== CONSIGNE 1 ==
Réécrivez le passage sur l’Europe chrétienne en commençant à « L’histoire en témoigne » et en terminant à « sa glo­rieuse prospérité. », et remplacez « peuples » par « nations ».
== CONSIGNE 2 ==
Rédigez la suite du texte sur la formation de l’Europe chrétienne, en reprenant après sa dernière phrase.

== TEXTE SOURCE ==
******

L’histoire en témoigne pour les peuples bar­bares de la pri­mi­tive Europe : du jour où l’es­prit de l’Eglise les péné­tra, ils virent se com­bler peu à peu l’a­bîme des mille diver­gences qui les sépa­raient et leurs que­relles s’a­pai­ser ; ils se fon­dirent en une seule socié­té homo­gène et don­nèrent nais­sance à l’Europe chré­tienne, qui, sous la conduite et les aus­pices de l’Eglise, sans détruire les carac­tères propres de chaque nation, devait tendre à l’u­ni­té, source de sa glo­rieuse prospérité.

******

== JEU DE DONNÉES ==
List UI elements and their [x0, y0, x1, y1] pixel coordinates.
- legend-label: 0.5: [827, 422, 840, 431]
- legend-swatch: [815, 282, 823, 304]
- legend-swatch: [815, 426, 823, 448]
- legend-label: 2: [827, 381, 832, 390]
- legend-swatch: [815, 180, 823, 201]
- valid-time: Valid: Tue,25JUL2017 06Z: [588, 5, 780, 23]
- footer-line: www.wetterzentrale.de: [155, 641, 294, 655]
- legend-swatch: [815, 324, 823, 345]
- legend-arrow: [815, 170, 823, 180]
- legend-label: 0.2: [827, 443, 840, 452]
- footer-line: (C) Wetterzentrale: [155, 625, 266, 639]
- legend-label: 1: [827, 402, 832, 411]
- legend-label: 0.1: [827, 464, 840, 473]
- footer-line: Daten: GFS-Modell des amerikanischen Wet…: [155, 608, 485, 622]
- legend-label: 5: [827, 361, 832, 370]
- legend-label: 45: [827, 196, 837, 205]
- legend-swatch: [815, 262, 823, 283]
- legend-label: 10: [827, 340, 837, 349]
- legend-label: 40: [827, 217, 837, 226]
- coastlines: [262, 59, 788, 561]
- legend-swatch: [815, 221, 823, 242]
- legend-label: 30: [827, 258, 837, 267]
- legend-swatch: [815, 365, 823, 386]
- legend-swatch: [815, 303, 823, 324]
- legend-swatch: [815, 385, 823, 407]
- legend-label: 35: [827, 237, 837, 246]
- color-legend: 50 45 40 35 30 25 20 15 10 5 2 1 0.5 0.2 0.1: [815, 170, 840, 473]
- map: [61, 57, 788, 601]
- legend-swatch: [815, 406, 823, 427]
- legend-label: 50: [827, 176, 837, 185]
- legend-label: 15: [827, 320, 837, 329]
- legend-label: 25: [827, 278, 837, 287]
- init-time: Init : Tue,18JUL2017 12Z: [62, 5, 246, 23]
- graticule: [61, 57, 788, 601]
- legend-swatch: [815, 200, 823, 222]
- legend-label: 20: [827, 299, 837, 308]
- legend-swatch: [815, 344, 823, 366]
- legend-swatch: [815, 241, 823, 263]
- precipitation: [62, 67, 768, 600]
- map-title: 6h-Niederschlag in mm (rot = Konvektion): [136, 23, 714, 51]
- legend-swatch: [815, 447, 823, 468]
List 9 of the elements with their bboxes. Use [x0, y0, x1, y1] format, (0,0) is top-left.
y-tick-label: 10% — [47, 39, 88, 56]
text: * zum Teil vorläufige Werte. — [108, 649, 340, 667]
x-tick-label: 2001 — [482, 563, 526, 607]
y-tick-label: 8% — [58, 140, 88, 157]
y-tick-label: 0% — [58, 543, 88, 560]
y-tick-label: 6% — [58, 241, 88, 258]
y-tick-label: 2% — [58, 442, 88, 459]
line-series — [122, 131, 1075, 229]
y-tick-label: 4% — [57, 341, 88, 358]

******

== RÉSULTAT ATTENDU 1 ==
L’histoire en témoigne pour les nations bar­bares de la pri­mi­tive Europe : du jour où l’es­prit de l’Eglise les péné­tra, ils virent se com­bler peu à peu l’a­bîme des mille diver­gences qui les sépa­raient et leurs que­relles s’a­pai­ser ; ils se fon­dirent en une seule socié­té homo­gène et don­nèrent nais­sance à l’Europe chré­tienne, qui, sous la conduite et les aus­pices de l’Eglise, sans détruire les carac­tères propres de chaque nation, devait tendre à l’u­ni­té, source de sa glo­rieuse prospérité.

== RÉSULTAT ATTENDU 2 ==
A ce pro­pos, saint Augustin écrit ces belles consi­dé­ra­tions : « Pendant son pèle­ri­nage ici-​bas, cette Cité du ciel recrute ses conci­toyens dans toutes les nations, elle consti­tue sa cara­vane d’hommes de toutes les langues ; loin de s’ef­frayer de la diver­si­té des usages, lois et ins­ti­tu­tions qui éta­blissent ou assurent la paix du monde, loin d’en rien retran­cher ou détruire, elle conserve en s’y adap­tant tous les élé­ments qui, variant avec chaque nation, concourent pour­tant à la même fin, la paix du monde, dès là qu’ils n’en­travent point la reli­gion qui enseigne le culte du seul Dieu vrai et sou­ve­rain. » La même pen­sée ins­pire cette apos­trophe adres­sée à l’Eglise par le saint Docteur : « C’est toi qui rap­proches les citoyens des citoyens, les nations des nations, et qui, par le sou­ve­nir de leur com­mune ori­gine, groupes tous les hommes non seule­ment en une socié­té mais dans une sorte de fraternité. »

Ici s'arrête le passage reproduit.